What you should do: Below are some records. Count the lines with "this" in them and give nothing but the total.

The data:

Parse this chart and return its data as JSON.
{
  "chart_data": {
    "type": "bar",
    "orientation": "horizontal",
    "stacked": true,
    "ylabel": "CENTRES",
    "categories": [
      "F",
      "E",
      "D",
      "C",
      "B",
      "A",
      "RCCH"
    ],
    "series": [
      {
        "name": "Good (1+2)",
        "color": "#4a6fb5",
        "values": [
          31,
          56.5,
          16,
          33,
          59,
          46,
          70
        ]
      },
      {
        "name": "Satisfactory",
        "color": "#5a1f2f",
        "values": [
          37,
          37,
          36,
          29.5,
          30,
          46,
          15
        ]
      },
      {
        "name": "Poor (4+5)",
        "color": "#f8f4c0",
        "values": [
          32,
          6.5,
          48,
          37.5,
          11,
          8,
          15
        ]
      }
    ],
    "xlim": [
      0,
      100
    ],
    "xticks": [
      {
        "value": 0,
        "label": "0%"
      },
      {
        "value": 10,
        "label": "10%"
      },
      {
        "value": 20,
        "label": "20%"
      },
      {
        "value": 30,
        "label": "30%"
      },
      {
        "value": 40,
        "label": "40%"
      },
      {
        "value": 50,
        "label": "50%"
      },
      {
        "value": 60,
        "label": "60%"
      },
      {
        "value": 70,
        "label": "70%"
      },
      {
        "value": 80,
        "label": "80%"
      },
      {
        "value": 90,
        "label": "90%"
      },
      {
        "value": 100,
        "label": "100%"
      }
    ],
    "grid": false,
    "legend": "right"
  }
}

...

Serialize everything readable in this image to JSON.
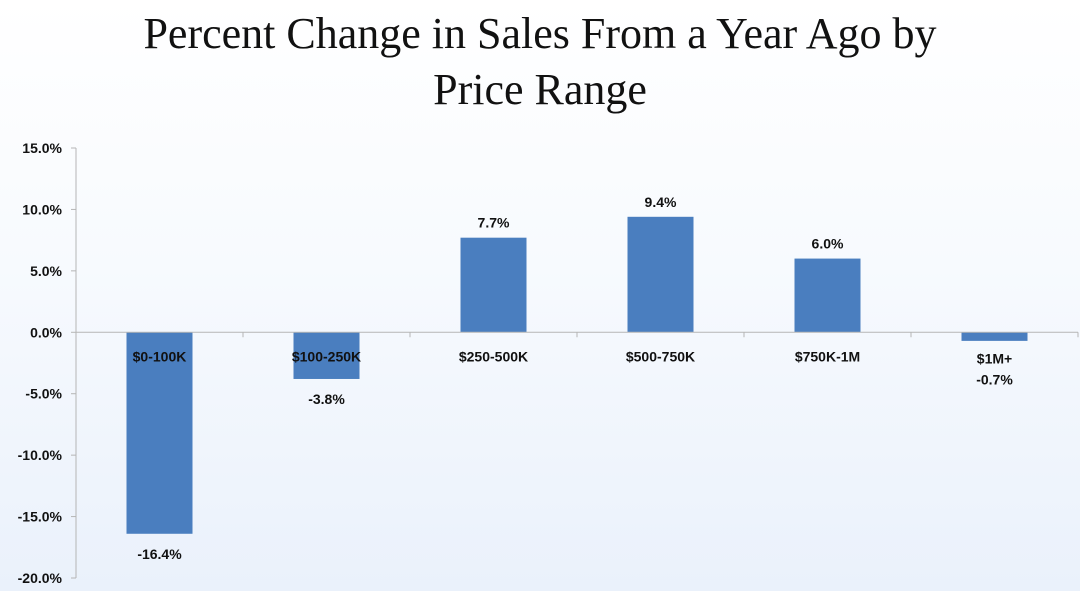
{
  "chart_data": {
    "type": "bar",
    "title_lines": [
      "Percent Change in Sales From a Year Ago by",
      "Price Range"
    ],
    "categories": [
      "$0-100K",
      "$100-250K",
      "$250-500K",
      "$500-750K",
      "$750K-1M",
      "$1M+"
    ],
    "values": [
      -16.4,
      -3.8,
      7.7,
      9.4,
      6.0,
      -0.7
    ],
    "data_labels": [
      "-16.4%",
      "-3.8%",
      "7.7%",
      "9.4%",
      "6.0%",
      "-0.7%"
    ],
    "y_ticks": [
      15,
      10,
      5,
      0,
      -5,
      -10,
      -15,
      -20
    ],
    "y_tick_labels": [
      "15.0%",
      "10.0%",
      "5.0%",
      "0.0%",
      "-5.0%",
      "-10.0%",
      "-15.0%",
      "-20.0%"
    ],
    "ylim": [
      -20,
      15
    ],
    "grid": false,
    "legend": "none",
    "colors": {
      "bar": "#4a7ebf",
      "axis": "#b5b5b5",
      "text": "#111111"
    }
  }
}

Written answer: 2